**Instruction:** Copy out the entries below in full and exactly.

**Extracted material:**

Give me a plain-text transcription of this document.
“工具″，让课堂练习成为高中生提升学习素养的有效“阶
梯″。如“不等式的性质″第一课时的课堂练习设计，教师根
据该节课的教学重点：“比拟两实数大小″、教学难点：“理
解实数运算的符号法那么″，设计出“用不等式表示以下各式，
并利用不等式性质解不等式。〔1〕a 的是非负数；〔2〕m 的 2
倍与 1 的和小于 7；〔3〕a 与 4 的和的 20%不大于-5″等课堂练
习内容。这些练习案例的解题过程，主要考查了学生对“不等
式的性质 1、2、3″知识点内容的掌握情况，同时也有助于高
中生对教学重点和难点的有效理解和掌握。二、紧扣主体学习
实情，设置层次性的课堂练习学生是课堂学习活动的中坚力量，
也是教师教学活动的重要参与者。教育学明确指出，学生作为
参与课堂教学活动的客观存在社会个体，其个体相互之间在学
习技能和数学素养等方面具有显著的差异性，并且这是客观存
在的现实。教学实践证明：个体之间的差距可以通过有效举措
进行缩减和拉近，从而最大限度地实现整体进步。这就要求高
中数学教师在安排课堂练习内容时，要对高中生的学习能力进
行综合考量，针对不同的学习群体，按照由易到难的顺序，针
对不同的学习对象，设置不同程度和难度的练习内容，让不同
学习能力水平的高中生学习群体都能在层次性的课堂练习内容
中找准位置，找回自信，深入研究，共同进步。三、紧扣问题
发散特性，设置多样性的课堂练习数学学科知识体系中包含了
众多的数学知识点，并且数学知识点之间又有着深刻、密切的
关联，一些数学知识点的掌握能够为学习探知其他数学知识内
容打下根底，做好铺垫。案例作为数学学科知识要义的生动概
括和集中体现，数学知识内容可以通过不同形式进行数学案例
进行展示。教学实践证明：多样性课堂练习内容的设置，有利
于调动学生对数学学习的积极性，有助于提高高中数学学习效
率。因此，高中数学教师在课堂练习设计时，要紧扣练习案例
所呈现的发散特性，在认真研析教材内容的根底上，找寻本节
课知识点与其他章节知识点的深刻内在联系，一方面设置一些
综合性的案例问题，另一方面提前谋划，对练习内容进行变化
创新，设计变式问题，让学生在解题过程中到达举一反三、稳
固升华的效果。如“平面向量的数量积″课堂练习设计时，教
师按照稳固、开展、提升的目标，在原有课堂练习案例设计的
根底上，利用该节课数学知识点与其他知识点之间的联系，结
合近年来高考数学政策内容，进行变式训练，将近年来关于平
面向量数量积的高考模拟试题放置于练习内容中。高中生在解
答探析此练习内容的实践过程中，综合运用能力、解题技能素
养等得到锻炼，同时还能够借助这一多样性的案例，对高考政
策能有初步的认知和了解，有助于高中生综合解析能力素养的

**Expected output:**
Give me a plain-text transcription of this document.
“工具″，让课堂练习成为高中生提升学习素养的有效“阶
梯″。如“不等式的性质″第一课时的课堂练习设计，教师根
据该节课的教学重点：“比拟两实数大小″、教学难点：“理
解实数运算的符号法那么″，设计出“用不等式表示以下各式，
并利用不等式性质解不等式。〔1〕a 的是非负数；〔2〕m 的 2
倍与 1 的和小于 7；〔3〕a 与 4 的和的 20%不大于-5″等课堂练
习内容。这些练习案例的解题过程，主要考查了学生对“不等
式的性质 1、2、3″知识点内容的掌握情况，同时也有助于高
中生对教学重点和难点的有效理解和掌握。二、紧扣主体学习
实情，设置层次性的课堂练习学生是课堂学习活动的中坚力量，
也是教师教学活动的重要参与者。教育学明确指出，学生作为
参与课堂教学活动的客观存在社会个体，其个体相互之间在学
习技能和数学素养等方面具有显著的差异性，并且这是客观存
在的现实。教学实践证明：个体之间的差距可以通过有效举措
进行缩减和拉近，从而最大限度地实现整体进步。这就要求高
中数学教师在安排课堂练习内容时，要对高中生的学习能力进
行综合考量，针对不同的学习群体，按照由易到难的顺序，针
对不同的学习对象，设置不同程度和难度的练习内容，让不同
学习能力水平的高中生学习群体都能在层次性的课堂练习内容
中找准位置，找回自信，深入研究，共同进步。三、紧扣问题
发散特性，设置多样性的课堂练习数学学科知识体系中包含了
众多的数学知识点，并且数学知识点之间又有着深刻、密切的
关联，一些数学知识点的掌握能够为学习探知其他数学知识内
容打下根底，做好铺垫。案例作为数学学科知识要义的生动概
括和集中体现，数学知识内容可以通过不同形式进行数学案例
进行展示。教学实践证明：多样性课堂练习内容的设置，有利
于调动学生对数学学习的积极性，有助于提高高中数学学习效
率。因此，高中数学教师在课堂练习设计时，要紧扣练习案例
所呈现的发散特性，在认真研析教材内容的根底上，找寻本节
课知识点与其他章节知识点的深刻内在联系，一方面设置一些
综合性的案例问题，另一方面提前谋划，对练习内容进行变化
创新，设计变式问题，让学生在解题过程中到达举一反三、稳
固升华的效果。如“平面向量的数量积″课堂练习设计时，教
师按照稳固、开展、提升的目标，在原有课堂练习案例设计的
根底上，利用该节课数学知识点与其他知识点之间的联系，结
合近年来高考数学政策内容，进行变式训练，将近年来关于平
面向量数量积的高考模拟试题放置于练习内容中。高中生在解
答探析此练习内容的实践过程中，综合运用能力、解题技能素
养等得到锻炼，同时还能够借助这一多样性的案例，对高考政
策能有初步的认知和了解，有助于高中生综合解析能力素养的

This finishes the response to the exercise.